* _Goal_:
Below are some records; repeat them all exactly, minus the pictures.

* _Records for this task_:
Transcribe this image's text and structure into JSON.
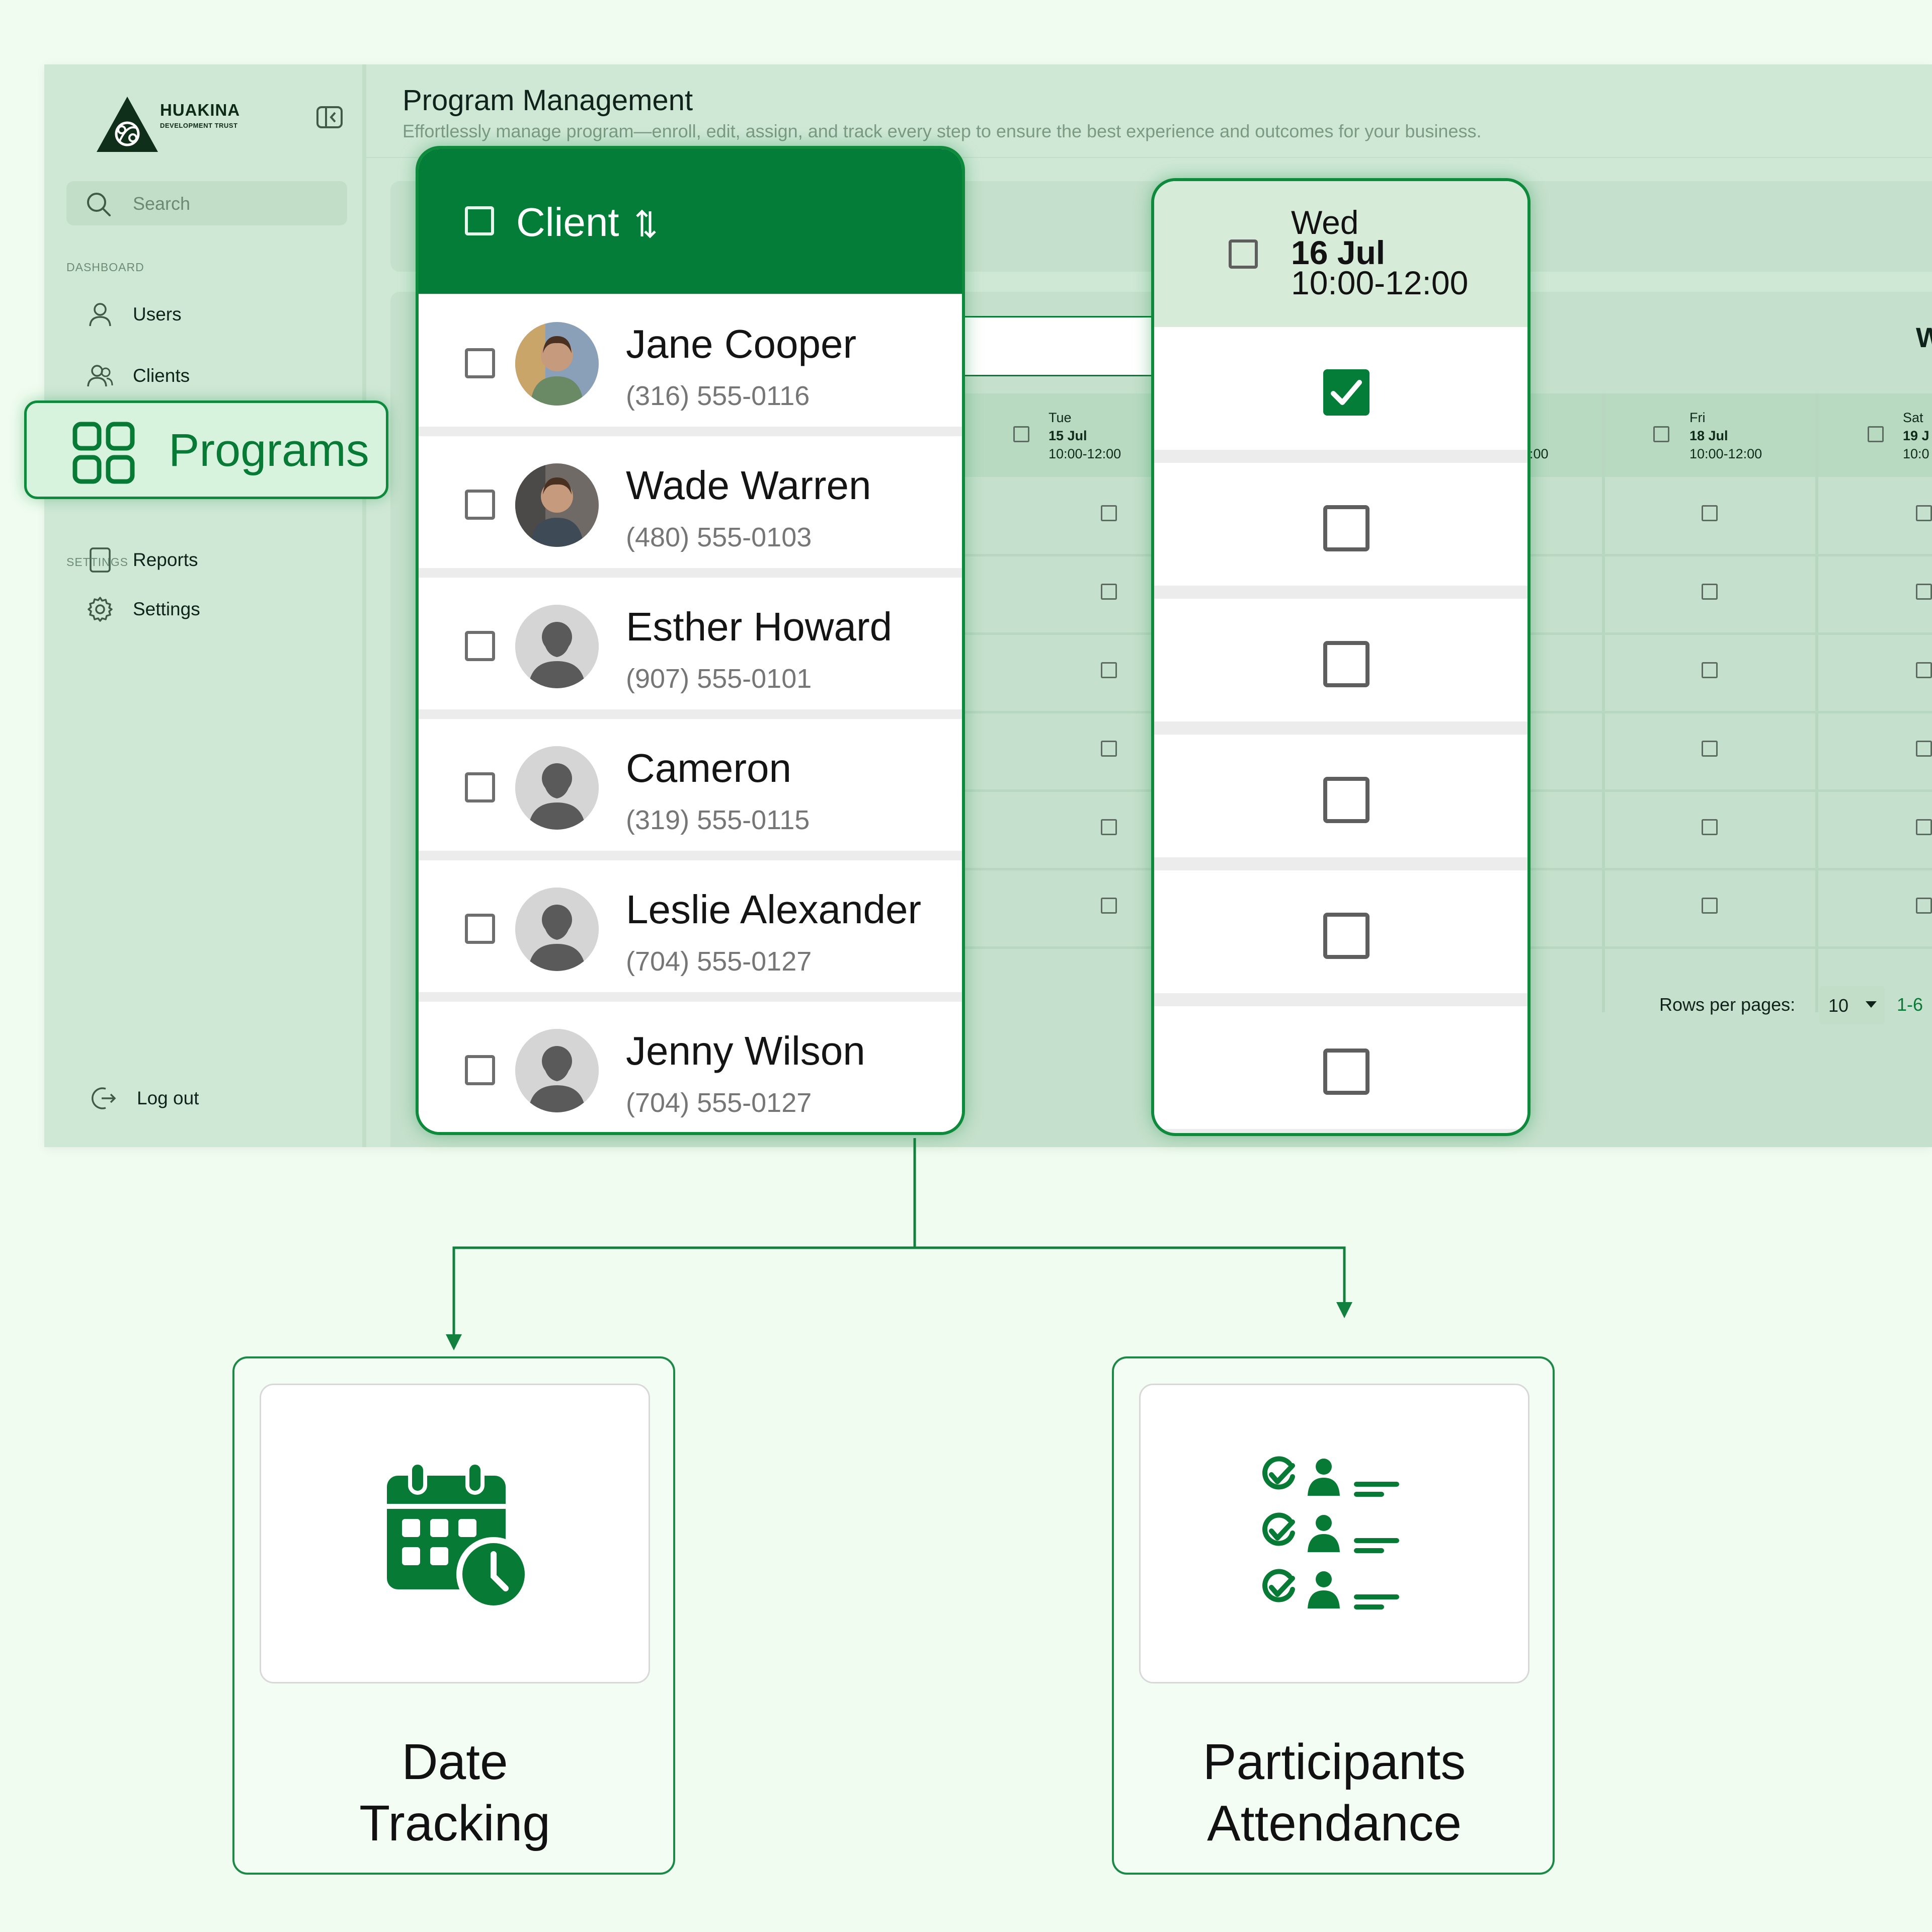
{
  "brand": {
    "name": "HUAKINA",
    "subtitle": "DEVELOPMENT TRUST",
    "primary_color": "#047d38",
    "background_color": "#effcef",
    "sidebar_color": "#cfe8d6"
  },
  "sidebar": {
    "search_placeholder": "Search",
    "dashboard_label": "DASHBOARD",
    "settings_label": "SETTINGS",
    "items": [
      {
        "label": "Users",
        "icon": "user-icon"
      },
      {
        "label": "Clients",
        "icon": "users-icon"
      },
      {
        "label": "Reports",
        "icon": "report-icon"
      },
      {
        "label": "Settings",
        "icon": "gear-icon"
      }
    ],
    "logout_label": "Log out",
    "highlight": {
      "label": "Programs",
      "icon": "grid-icon"
    }
  },
  "header": {
    "title": "Program Management",
    "subtitle": "Effortlessly manage program—enroll, edit, assign, and track every step to ensure the best experience and outcomes for your business."
  },
  "schedule": {
    "days": [
      {
        "day": "Tue",
        "date": "15 Jul",
        "time": "10:00-12:00"
      },
      {
        "day": "Fri",
        "date": "18 Jul",
        "time": "10:00-12:00"
      },
      {
        "day": "Sat",
        "date": "19 J",
        "time": "10:0"
      }
    ],
    "partial_time": ":00",
    "partial_heading": "W",
    "row_count": 6,
    "rows_per_page_label": "Rows per pages:",
    "rows_per_page_value": "10",
    "page_range": "1-6"
  },
  "client_card": {
    "header": "Client",
    "clients": [
      {
        "name": "Jane Cooper",
        "phone": "(316) 555-0116",
        "avatar": "photo"
      },
      {
        "name": "Wade Warren",
        "phone": "(480) 555-0103",
        "avatar": "photo"
      },
      {
        "name": "Esther Howard",
        "phone": "(907) 555-0101",
        "avatar": "placeholder"
      },
      {
        "name": "Cameron",
        "phone": "(319) 555-0115",
        "avatar": "placeholder"
      },
      {
        "name": "Leslie Alexander",
        "phone": "(704) 555-0127",
        "avatar": "placeholder"
      },
      {
        "name": "Jenny Wilson",
        "phone": "(704) 555-0127",
        "avatar": "placeholder"
      }
    ]
  },
  "wed_card": {
    "day": "Wed",
    "date": "16 Jul",
    "time": "10:00-12:00",
    "attendance": [
      true,
      false,
      false,
      false,
      false,
      false
    ]
  },
  "features": [
    {
      "title_line1": "Date",
      "title_line2": "Tracking",
      "icon": "calendar-clock-icon"
    },
    {
      "title_line1": "Participants",
      "title_line2": "Attendance",
      "icon": "attendance-list-icon"
    }
  ]
}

* _Reply to the exercise_:
Transcribe this image's text and structure into JSON.
{
  "brand": {
    "name": "HUAKINA",
    "subtitle": "DEVELOPMENT TRUST",
    "primary_color": "#047d38",
    "background_color": "#effcef",
    "sidebar_color": "#cfe8d6"
  },
  "sidebar": {
    "search_placeholder": "Search",
    "dashboard_label": "DASHBOARD",
    "settings_label": "SETTINGS",
    "items": [
      {
        "label": "Users",
        "icon": "user-icon"
      },
      {
        "label": "Clients",
        "icon": "users-icon"
      },
      {
        "label": "Reports",
        "icon": "report-icon"
      },
      {
        "label": "Settings",
        "icon": "gear-icon"
      }
    ],
    "logout_label": "Log out",
    "highlight": {
      "label": "Programs",
      "icon": "grid-icon"
    }
  },
  "header": {
    "title": "Program Management",
    "subtitle": "Effortlessly manage program—enroll, edit, assign, and track every step to ensure the best experience and outcomes for your business."
  },
  "schedule": {
    "days": [
      {
        "day": "Tue",
        "date": "15 Jul",
        "time": "10:00-12:00"
      },
      {
        "day": "Fri",
        "date": "18 Jul",
        "time": "10:00-12:00"
      },
      {
        "day": "Sat",
        "date": "19 J",
        "time": "10:0"
      }
    ],
    "partial_time": ":00",
    "partial_heading": "W",
    "row_count": 6,
    "rows_per_page_label": "Rows per pages:",
    "rows_per_page_value": "10",
    "page_range": "1-6"
  },
  "client_card": {
    "header": "Client",
    "clients": [
      {
        "name": "Jane Cooper",
        "phone": "(316) 555-0116",
        "avatar": "photo"
      },
      {
        "name": "Wade Warren",
        "phone": "(480) 555-0103",
        "avatar": "photo"
      },
      {
        "name": "Esther Howard",
        "phone": "(907) 555-0101",
        "avatar": "placeholder"
      },
      {
        "name": "Cameron",
        "phone": "(319) 555-0115",
        "avatar": "placeholder"
      },
      {
        "name": "Leslie Alexander",
        "phone": "(704) 555-0127",
        "avatar": "placeholder"
      },
      {
        "name": "Jenny Wilson",
        "phone": "(704) 555-0127",
        "avatar": "placeholder"
      }
    ]
  },
  "wed_card": {
    "day": "Wed",
    "date": "16 Jul",
    "time": "10:00-12:00",
    "attendance": [
      true,
      false,
      false,
      false,
      false,
      false
    ]
  },
  "features": [
    {
      "title_line1": "Date",
      "title_line2": "Tracking",
      "icon": "calendar-clock-icon"
    },
    {
      "title_line1": "Participants",
      "title_line2": "Attendance",
      "icon": "attendance-list-icon"
    }
  ]
}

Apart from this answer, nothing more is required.